* **Task goal**: Every line that holds the string "xlabel" is to be identified and copied.

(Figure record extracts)
—————

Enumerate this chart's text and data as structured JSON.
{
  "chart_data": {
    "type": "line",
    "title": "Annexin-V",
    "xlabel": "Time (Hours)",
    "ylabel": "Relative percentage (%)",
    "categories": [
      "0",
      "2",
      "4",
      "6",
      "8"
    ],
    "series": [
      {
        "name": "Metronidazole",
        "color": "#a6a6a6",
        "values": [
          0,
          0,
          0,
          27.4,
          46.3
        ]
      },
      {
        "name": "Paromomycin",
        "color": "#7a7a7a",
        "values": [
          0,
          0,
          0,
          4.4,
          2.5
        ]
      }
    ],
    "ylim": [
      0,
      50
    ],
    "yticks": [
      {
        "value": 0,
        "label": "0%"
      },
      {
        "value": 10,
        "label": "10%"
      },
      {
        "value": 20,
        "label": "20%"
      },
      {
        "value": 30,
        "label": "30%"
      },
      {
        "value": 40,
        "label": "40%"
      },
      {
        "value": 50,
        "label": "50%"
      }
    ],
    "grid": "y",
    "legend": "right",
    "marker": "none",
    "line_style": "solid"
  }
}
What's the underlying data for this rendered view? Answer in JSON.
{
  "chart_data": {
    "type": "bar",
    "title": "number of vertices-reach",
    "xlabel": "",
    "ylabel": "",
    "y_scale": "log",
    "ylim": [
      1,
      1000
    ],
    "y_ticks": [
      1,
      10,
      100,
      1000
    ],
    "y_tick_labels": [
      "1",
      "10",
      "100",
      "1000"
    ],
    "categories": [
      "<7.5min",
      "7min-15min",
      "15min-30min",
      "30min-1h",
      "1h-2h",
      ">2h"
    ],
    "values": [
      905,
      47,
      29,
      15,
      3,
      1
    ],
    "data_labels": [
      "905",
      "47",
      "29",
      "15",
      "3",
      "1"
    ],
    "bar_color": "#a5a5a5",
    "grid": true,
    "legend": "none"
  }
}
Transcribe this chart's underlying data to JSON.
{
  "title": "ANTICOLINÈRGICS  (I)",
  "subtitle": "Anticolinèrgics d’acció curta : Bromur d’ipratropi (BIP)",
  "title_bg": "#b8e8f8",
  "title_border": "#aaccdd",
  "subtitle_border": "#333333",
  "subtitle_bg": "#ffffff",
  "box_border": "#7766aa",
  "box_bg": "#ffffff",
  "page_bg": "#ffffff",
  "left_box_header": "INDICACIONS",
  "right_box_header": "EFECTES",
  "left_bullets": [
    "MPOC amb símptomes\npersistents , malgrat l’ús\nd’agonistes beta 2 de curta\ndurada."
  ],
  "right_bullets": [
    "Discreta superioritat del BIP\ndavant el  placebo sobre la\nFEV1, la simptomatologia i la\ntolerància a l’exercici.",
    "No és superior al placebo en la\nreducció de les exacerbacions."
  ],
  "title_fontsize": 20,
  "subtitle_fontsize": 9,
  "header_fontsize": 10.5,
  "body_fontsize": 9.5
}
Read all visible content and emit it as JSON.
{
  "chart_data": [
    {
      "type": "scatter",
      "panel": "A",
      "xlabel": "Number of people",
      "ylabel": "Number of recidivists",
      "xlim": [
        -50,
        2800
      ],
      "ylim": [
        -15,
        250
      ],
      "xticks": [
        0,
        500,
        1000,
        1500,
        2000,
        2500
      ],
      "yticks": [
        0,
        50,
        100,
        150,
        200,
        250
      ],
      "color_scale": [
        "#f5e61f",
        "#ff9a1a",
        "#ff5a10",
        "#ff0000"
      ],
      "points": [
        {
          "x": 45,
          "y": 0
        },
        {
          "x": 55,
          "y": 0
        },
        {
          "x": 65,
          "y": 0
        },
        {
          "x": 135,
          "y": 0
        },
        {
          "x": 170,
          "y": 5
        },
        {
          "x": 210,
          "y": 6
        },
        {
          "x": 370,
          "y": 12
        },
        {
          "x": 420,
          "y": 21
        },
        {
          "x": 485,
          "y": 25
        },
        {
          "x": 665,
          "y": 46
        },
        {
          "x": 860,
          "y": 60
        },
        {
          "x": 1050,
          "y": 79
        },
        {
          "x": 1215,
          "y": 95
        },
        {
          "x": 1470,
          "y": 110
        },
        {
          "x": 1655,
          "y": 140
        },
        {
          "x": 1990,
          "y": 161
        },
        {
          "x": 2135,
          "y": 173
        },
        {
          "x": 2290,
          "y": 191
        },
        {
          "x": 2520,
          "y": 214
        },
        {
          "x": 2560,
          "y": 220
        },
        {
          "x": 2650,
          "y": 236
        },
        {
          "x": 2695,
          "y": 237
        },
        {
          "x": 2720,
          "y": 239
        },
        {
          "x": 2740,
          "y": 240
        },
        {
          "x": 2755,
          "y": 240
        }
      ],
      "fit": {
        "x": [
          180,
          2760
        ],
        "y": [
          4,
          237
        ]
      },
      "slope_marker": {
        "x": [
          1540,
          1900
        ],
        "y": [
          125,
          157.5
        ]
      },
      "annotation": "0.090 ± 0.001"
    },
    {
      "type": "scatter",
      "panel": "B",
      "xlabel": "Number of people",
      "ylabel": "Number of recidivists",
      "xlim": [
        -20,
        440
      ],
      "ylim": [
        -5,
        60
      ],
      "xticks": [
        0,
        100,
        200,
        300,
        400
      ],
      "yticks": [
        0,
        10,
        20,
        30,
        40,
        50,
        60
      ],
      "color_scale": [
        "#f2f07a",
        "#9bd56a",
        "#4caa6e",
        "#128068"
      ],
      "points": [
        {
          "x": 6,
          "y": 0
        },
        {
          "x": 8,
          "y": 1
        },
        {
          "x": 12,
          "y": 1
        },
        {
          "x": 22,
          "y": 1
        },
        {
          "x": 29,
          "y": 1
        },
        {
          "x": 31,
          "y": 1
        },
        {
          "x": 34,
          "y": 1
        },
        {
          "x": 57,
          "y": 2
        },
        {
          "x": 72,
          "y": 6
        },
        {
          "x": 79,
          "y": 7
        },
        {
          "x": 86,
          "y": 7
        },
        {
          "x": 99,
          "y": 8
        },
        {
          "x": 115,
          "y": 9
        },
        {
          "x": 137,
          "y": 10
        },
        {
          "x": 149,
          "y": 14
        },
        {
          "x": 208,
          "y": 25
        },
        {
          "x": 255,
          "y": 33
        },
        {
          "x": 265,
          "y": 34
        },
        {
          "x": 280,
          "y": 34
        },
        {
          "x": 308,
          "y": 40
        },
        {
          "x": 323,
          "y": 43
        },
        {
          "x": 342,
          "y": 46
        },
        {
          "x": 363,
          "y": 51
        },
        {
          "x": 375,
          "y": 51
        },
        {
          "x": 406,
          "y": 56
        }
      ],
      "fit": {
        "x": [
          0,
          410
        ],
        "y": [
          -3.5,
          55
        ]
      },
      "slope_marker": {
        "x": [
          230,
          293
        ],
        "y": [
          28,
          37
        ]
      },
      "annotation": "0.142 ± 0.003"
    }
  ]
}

—————

* **Answer to this problem**:
    "xlabel": "Time (Hours)",
    "xlabel": "",
      "xlabel": "Number of people",
      "xlabel": "Number of people",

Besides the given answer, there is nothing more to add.